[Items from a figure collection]

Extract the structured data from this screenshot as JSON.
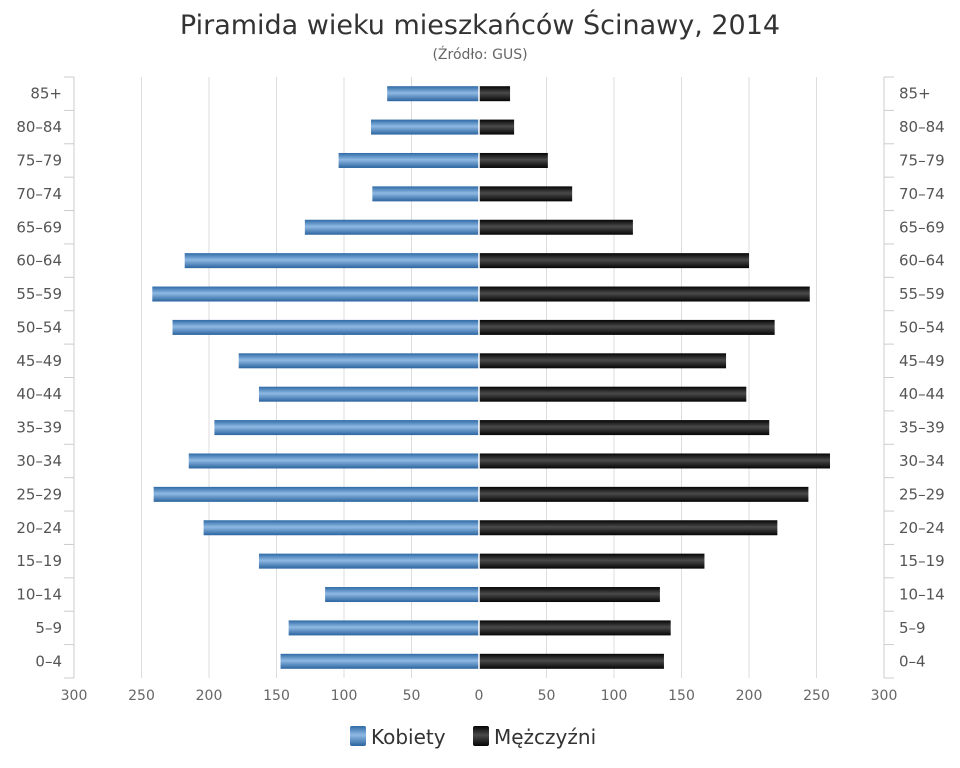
{
  "chart_data": {
    "type": "bar",
    "orientation": "horizontal",
    "title": "Piramida wieku mieszkańców Ścinawy, 2014",
    "subtitle": "(Źródło: GUS)",
    "categories": [
      "0–4",
      "5–9",
      "10–14",
      "15–19",
      "20–24",
      "25–29",
      "30–34",
      "35–39",
      "40–44",
      "45–49",
      "50–54",
      "55–59",
      "60–64",
      "65–69",
      "70–74",
      "75–79",
      "80–84",
      "85+"
    ],
    "series": [
      {
        "name": "Kobiety",
        "side": "left",
        "color": "#3d7fbf",
        "values": [
          147,
          141,
          114,
          163,
          204,
          241,
          215,
          196,
          163,
          178,
          227,
          242,
          218,
          129,
          79,
          104,
          80,
          68
        ]
      },
      {
        "name": "Mężczyźni",
        "side": "right",
        "color": "#1a1a1a",
        "values": [
          137,
          142,
          134,
          167,
          221,
          244,
          260,
          215,
          198,
          183,
          219,
          245,
          200,
          114,
          69,
          51,
          26,
          23
        ]
      }
    ],
    "x_ticks": [
      "300",
      "250",
      "200",
      "150",
      "100",
      "50",
      "0",
      "50",
      "100",
      "150",
      "200",
      "250",
      "300"
    ],
    "xlim": [
      -300,
      300
    ],
    "grid": true,
    "legend_position": "bottom"
  }
}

**TASK STATEMENT:** Repeat all the records above exactly, leaving out any pictures.

**SOLUTION BELOW:**
Extract the structured data from this screenshot as JSON.
{
  "chart_data": {
    "type": "bar",
    "orientation": "horizontal",
    "title": "Piramida wieku mieszkańców Ścinawy, 2014",
    "subtitle": "(Źródło: GUS)",
    "categories": [
      "0–4",
      "5–9",
      "10–14",
      "15–19",
      "20–24",
      "25–29",
      "30–34",
      "35–39",
      "40–44",
      "45–49",
      "50–54",
      "55–59",
      "60–64",
      "65–69",
      "70–74",
      "75–79",
      "80–84",
      "85+"
    ],
    "series": [
      {
        "name": "Kobiety",
        "side": "left",
        "color": "#3d7fbf",
        "values": [
          147,
          141,
          114,
          163,
          204,
          241,
          215,
          196,
          163,
          178,
          227,
          242,
          218,
          129,
          79,
          104,
          80,
          68
        ]
      },
      {
        "name": "Mężczyźni",
        "side": "right",
        "color": "#1a1a1a",
        "values": [
          137,
          142,
          134,
          167,
          221,
          244,
          260,
          215,
          198,
          183,
          219,
          245,
          200,
          114,
          69,
          51,
          26,
          23
        ]
      }
    ],
    "x_ticks": [
      "300",
      "250",
      "200",
      "150",
      "100",
      "50",
      "0",
      "50",
      "100",
      "150",
      "200",
      "250",
      "300"
    ],
    "xlim": [
      -300,
      300
    ],
    "grid": true,
    "legend_position": "bottom"
  }
}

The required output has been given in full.